··· Records supplied
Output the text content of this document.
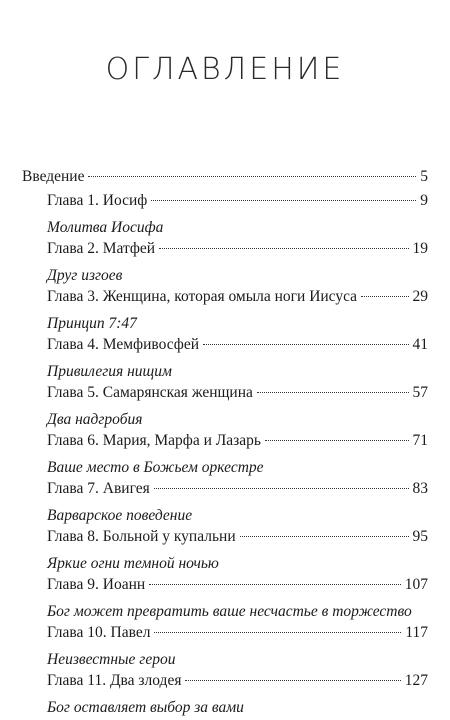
ОГЛАВЛЕНИЕ
Введение	5
Глава 1. Иосиф	9
Молитва Иосифа
Глава 2. Матфей	19
Друг изгоев
Глава 3. Женщина, которая омыла ноги Иисуса	29
Принцип 7:47
Глава 4. Мемфивосфей	41
Привилегия нищим
Глава 5. Самарянская женщина	57
Два надгробия
Глава 6. Мария, Марфа и Лазарь	71
Ваше место в Божьем оркестре
Глава 7. Авигея	83
Варварское поведение
Глава 8. Больной у купальни	95
Яркие огни темной ночью
Глава 9. Иоанн	107
Бог может превратить ваше несчастье в торжество
Глава 10. Павел	117
Неизвестные герои
Глава 11. Два злодея	127
Бог оставляет выбор за вами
······
Aim of the task: Take the listing and print it again exactly, but without any pictures.

Finished task:
Output the text content of this document.
ОГЛАВЛЕНИЕ
Введение	5
Глава 1. Иосиф	9
Молитва Иосифа
Глава 2. Матфей	19
Друг изгоев
Глава 3. Женщина, которая омыла ноги Иисуса	29
Принцип 7:47
Глава 4. Мемфивосфей	41
Привилегия нищим
Глава 5. Самарянская женщина	57
Два надгробия
Глава 6. Мария, Марфа и Лазарь	71
Ваше место в Божьем оркестре
Глава 7. Авигея	83
Варварское поведение
Глава 8. Больной у купальни	95
Яркие огни темной ночью
Глава 9. Иоанн	107
Бог может превратить ваше несчастье в торжество
Глава 10. Павел	117
Неизвестные герои
Глава 11. Два злодея	127
Бог оставляет выбор за вами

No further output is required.